> _What the task asks_
Copy every record below, exactly as written.

> _Records provided_
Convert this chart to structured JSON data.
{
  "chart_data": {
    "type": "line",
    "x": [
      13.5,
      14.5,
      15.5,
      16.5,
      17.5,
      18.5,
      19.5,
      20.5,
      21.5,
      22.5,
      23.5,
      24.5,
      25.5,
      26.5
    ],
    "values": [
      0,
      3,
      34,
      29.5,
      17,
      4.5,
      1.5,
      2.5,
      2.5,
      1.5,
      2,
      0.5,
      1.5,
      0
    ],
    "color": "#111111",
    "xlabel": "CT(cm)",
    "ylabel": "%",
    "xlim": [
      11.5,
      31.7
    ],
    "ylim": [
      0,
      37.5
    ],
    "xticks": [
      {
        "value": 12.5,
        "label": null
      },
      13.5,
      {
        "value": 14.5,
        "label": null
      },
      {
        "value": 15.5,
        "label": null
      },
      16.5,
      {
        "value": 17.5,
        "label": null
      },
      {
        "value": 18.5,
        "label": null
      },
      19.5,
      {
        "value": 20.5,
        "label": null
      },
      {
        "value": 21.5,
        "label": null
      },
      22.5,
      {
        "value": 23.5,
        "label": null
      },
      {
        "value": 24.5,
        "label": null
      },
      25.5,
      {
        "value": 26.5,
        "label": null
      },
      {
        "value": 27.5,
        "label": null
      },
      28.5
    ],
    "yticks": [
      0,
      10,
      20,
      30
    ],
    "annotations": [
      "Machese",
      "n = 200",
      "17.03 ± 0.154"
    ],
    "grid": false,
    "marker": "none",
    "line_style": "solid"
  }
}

> _Written solution_
Convert this chart to structured JSON data.
{
  "chart_data": {
    "type": "line",
    "x": [
      13.5,
      14.5,
      15.5,
      16.5,
      17.5,
      18.5,
      19.5,
      20.5,
      21.5,
      22.5,
      23.5,
      24.5,
      25.5,
      26.5
    ],
    "values": [
      0,
      3,
      34,
      29.5,
      17,
      4.5,
      1.5,
      2.5,
      2.5,
      1.5,
      2,
      0.5,
      1.5,
      0
    ],
    "color": "#111111",
    "xlabel": "CT(cm)",
    "ylabel": "%",
    "xlim": [
      11.5,
      31.7
    ],
    "ylim": [
      0,
      37.5
    ],
    "xticks": [
      {
        "value": 12.5,
        "label": null
      },
      13.5,
      {
        "value": 14.5,
        "label": null
      },
      {
        "value": 15.5,
        "label": null
      },
      16.5,
      {
        "value": 17.5,
        "label": null
      },
      {
        "value": 18.5,
        "label": null
      },
      19.5,
      {
        "value": 20.5,
        "label": null
      },
      {
        "value": 21.5,
        "label": null
      },
      22.5,
      {
        "value": 23.5,
        "label": null
      },
      {
        "value": 24.5,
        "label": null
      },
      25.5,
      {
        "value": 26.5,
        "label": null
      },
      {
        "value": 27.5,
        "label": null
      },
      28.5
    ],
    "yticks": [
      0,
      10,
      20,
      30
    ],
    "annotations": [
      "Machese",
      "n = 200",
      "17.03 ± 0.154"
    ],
    "grid": false,
    "marker": "none",
    "line_style": "solid"
  }
}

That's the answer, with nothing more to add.